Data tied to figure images
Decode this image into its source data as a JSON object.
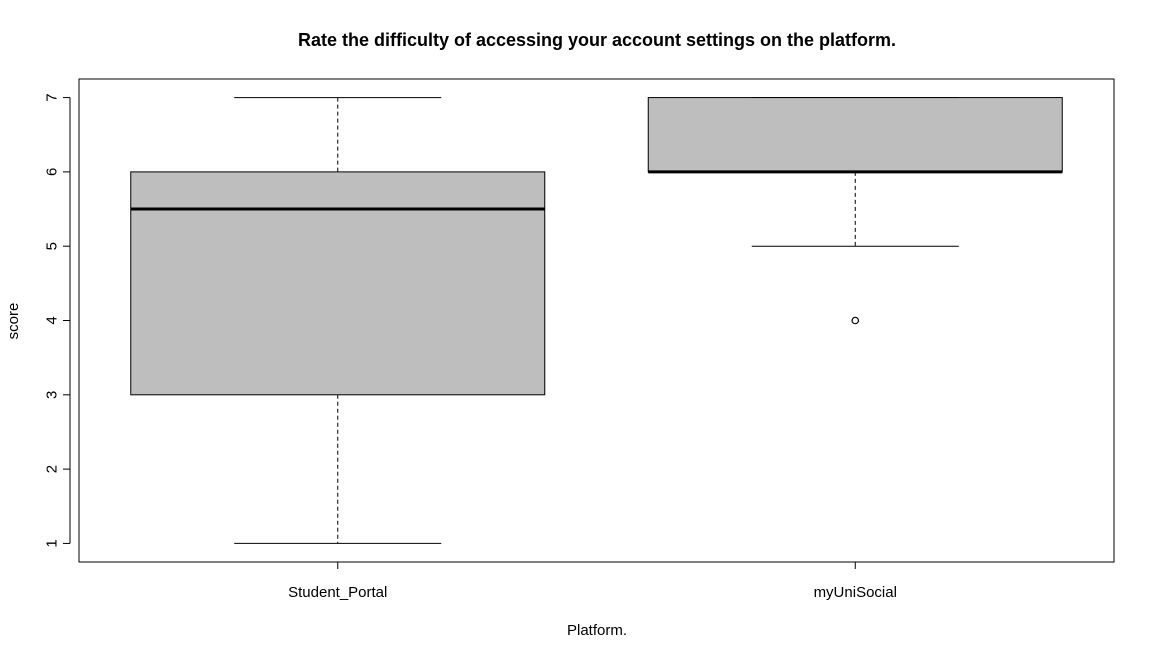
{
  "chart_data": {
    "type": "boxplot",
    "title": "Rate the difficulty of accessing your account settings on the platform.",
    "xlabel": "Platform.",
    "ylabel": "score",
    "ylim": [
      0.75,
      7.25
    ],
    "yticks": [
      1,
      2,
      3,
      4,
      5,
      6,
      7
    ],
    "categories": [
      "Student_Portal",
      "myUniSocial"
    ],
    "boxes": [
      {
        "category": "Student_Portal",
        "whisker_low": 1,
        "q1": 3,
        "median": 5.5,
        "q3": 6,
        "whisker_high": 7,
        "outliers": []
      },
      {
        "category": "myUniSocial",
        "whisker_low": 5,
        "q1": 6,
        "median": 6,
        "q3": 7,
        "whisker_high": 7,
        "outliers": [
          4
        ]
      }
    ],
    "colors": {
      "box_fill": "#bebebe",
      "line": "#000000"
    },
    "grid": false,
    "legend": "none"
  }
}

▸ **Directions**: Copy each line exactly, and leave the pictures out of your copy.

▸ **Finished answer**:
Decode this image into its source data as a JSON object.
{
  "chart_data": {
    "type": "boxplot",
    "title": "Rate the difficulty of accessing your account settings on the platform.",
    "xlabel": "Platform.",
    "ylabel": "score",
    "ylim": [
      0.75,
      7.25
    ],
    "yticks": [
      1,
      2,
      3,
      4,
      5,
      6,
      7
    ],
    "categories": [
      "Student_Portal",
      "myUniSocial"
    ],
    "boxes": [
      {
        "category": "Student_Portal",
        "whisker_low": 1,
        "q1": 3,
        "median": 5.5,
        "q3": 6,
        "whisker_high": 7,
        "outliers": []
      },
      {
        "category": "myUniSocial",
        "whisker_low": 5,
        "q1": 6,
        "median": 6,
        "q3": 7,
        "whisker_high": 7,
        "outliers": [
          4
        ]
      }
    ],
    "colors": {
      "box_fill": "#bebebe",
      "line": "#000000"
    },
    "grid": false,
    "legend": "none"
  }
}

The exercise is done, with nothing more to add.